- _THE REQUEST_
What is the number of lines holding the word "Förpackningen"? Give that number alone.

==== SUPPLIED INFORMATION ====

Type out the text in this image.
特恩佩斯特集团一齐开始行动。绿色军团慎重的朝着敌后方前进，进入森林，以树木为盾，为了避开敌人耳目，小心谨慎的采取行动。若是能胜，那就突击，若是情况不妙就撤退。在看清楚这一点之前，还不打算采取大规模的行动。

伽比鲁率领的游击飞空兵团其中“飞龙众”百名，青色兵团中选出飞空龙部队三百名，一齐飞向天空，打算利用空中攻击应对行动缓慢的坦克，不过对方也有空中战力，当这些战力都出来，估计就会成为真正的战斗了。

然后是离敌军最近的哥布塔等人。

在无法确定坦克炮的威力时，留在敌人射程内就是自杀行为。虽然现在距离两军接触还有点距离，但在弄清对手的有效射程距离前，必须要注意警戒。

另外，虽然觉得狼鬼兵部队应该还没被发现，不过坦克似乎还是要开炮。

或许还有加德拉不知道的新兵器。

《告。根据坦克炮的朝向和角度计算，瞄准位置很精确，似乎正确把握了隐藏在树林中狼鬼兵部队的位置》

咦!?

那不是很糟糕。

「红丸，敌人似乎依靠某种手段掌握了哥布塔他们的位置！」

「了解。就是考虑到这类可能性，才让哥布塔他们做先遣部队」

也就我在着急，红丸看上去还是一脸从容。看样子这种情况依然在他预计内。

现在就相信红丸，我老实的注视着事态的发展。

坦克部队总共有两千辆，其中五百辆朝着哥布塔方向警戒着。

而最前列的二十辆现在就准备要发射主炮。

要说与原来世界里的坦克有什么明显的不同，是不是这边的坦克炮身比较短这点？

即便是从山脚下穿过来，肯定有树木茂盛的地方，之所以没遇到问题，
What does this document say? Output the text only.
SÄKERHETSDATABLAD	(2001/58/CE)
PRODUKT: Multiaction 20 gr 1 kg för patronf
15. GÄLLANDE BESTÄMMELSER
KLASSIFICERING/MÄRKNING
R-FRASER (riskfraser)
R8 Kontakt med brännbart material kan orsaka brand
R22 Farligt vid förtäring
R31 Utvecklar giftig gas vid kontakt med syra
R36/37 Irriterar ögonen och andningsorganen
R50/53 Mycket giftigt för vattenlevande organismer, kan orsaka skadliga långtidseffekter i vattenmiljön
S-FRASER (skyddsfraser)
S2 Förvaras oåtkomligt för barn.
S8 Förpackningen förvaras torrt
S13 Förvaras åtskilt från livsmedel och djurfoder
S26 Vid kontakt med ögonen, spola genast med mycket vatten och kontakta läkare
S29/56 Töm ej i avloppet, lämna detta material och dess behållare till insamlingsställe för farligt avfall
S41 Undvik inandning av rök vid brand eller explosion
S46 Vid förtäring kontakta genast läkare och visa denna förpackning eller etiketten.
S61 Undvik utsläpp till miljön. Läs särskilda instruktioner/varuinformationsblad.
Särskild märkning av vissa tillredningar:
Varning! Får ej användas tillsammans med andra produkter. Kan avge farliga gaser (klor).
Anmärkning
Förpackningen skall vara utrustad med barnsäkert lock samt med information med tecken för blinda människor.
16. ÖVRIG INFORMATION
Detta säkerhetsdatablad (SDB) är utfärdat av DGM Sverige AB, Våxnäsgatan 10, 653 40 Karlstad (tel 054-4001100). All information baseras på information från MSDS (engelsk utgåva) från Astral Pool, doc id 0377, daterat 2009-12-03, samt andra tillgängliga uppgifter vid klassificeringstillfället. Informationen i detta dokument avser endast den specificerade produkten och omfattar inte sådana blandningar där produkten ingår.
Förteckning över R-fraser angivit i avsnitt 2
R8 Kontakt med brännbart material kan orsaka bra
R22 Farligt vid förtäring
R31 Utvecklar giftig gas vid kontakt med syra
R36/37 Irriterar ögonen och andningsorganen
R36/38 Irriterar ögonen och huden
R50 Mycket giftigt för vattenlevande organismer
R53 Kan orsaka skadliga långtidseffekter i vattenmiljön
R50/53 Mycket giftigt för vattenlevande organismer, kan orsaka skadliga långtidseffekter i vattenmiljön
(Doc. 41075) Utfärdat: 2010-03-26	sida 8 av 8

====

- _RESULT OF THIS EXERCISE_
2